Look through the data below and return each line where "title" appears.

Data entries
+ + +

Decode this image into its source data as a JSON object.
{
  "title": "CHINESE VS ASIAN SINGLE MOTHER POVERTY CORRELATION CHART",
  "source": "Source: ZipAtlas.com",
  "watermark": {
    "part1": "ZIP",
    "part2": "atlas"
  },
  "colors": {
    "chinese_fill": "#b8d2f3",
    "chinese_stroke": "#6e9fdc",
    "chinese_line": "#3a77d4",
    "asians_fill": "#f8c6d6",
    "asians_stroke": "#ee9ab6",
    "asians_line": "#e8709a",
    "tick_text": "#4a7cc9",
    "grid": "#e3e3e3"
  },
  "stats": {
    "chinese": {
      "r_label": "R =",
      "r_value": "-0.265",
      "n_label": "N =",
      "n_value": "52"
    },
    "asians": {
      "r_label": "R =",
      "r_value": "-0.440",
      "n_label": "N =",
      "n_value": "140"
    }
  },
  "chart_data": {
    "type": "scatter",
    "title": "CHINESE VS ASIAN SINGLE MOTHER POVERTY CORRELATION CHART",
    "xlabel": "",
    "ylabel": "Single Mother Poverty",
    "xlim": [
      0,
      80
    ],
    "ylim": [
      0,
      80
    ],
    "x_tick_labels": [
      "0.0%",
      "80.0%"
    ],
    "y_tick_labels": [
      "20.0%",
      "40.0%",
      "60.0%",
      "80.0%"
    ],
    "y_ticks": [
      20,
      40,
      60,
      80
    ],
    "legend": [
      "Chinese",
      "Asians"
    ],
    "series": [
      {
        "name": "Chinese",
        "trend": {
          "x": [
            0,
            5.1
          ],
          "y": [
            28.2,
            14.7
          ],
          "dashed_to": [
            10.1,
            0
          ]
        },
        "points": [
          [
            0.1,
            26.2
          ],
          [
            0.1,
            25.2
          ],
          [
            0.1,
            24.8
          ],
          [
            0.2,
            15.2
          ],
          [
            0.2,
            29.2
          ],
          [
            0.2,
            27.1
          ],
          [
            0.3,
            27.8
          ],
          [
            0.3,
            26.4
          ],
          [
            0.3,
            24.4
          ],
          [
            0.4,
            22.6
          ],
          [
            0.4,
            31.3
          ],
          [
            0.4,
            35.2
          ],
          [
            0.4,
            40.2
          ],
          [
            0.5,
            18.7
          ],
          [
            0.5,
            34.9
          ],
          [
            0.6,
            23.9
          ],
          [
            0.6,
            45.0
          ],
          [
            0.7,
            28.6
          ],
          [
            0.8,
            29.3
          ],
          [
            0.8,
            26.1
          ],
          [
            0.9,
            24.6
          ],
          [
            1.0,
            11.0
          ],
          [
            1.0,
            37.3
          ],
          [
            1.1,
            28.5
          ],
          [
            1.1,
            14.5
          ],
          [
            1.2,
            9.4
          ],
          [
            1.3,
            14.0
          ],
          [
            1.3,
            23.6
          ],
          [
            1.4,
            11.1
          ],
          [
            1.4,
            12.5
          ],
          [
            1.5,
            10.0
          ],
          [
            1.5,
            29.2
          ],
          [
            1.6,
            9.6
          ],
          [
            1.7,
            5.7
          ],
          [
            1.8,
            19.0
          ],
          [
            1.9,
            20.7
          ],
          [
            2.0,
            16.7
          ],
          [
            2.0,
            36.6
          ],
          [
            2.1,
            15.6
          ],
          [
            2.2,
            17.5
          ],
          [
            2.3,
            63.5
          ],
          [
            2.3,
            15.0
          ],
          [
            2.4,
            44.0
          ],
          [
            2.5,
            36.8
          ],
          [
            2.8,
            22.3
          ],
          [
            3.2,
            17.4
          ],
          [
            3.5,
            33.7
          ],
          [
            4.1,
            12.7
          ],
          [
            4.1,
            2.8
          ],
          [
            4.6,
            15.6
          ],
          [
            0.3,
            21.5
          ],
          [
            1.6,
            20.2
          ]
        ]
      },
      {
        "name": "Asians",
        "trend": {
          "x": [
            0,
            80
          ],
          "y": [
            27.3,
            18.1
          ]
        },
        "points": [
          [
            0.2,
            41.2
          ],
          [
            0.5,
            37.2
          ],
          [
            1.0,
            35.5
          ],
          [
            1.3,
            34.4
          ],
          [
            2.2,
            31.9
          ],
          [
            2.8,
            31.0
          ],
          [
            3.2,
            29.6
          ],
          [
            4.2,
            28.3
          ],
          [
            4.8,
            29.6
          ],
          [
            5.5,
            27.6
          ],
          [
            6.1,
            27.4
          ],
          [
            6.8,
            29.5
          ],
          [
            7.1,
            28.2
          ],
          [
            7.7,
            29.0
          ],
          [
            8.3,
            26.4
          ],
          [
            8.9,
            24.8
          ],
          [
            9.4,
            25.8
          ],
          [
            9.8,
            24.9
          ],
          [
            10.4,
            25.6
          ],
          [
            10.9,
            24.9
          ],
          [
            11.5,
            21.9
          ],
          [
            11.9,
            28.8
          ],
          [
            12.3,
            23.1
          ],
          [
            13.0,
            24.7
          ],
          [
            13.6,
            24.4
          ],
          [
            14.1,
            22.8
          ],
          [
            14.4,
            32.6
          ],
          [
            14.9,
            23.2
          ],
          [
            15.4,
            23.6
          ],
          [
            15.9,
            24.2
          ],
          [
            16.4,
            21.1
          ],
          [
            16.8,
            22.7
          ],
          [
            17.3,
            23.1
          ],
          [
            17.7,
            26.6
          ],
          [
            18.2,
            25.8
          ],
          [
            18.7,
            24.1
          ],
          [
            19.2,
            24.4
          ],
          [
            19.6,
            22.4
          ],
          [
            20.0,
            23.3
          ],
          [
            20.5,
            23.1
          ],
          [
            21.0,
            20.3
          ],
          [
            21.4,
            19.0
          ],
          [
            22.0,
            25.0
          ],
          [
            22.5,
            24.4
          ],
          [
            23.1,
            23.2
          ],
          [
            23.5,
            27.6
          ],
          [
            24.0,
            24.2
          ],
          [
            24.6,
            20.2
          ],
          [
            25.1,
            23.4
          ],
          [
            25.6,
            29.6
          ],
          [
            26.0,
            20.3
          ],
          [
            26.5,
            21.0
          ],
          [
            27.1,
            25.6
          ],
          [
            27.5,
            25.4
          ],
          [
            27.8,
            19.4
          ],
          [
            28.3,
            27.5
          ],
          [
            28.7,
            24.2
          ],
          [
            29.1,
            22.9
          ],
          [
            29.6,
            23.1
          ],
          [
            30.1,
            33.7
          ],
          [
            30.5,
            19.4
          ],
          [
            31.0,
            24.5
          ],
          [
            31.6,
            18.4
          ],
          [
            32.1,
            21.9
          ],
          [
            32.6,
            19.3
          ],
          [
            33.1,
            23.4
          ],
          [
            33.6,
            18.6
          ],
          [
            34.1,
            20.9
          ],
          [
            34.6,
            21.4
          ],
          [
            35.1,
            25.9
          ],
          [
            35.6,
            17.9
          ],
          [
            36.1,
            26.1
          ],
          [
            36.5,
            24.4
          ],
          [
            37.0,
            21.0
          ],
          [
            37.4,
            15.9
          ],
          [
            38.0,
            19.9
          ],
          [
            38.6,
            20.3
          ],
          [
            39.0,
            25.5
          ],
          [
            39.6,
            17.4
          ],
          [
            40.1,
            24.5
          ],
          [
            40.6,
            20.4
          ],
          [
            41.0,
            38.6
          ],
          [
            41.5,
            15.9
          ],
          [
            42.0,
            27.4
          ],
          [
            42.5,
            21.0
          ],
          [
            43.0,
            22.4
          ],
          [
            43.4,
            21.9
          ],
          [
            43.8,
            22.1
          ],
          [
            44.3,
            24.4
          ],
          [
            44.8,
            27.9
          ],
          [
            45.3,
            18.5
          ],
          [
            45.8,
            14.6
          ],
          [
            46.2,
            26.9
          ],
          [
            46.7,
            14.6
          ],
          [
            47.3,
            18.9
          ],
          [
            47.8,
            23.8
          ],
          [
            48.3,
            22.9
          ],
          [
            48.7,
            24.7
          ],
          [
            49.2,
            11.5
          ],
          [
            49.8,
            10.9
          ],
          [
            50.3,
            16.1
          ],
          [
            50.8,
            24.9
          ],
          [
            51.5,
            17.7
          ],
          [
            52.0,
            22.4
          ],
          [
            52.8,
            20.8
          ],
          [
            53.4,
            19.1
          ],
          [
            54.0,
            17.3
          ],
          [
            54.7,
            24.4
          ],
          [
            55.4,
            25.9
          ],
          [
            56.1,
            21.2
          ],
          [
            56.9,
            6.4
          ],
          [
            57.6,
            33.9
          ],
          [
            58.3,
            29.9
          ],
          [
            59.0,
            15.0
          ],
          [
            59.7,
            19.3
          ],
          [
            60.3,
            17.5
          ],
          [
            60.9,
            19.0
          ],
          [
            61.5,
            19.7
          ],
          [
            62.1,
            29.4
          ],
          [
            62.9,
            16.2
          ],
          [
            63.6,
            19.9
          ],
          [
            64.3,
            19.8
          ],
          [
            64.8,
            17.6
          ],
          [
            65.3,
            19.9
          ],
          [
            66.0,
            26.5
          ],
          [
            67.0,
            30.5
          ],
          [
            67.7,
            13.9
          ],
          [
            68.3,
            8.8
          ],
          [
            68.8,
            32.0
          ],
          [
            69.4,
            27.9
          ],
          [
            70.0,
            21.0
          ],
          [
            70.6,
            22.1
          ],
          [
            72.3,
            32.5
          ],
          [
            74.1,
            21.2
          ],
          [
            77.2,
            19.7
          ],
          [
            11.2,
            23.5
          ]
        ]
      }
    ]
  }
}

+ + +

#### SOLUTION TO THIS TASK:
  "title": "CHINESE VS ASIAN SINGLE MOTHER POVERTY CORRELATION CHART",
    "title": "CHINESE VS ASIAN SINGLE MOTHER POVERTY CORRELATION CHART",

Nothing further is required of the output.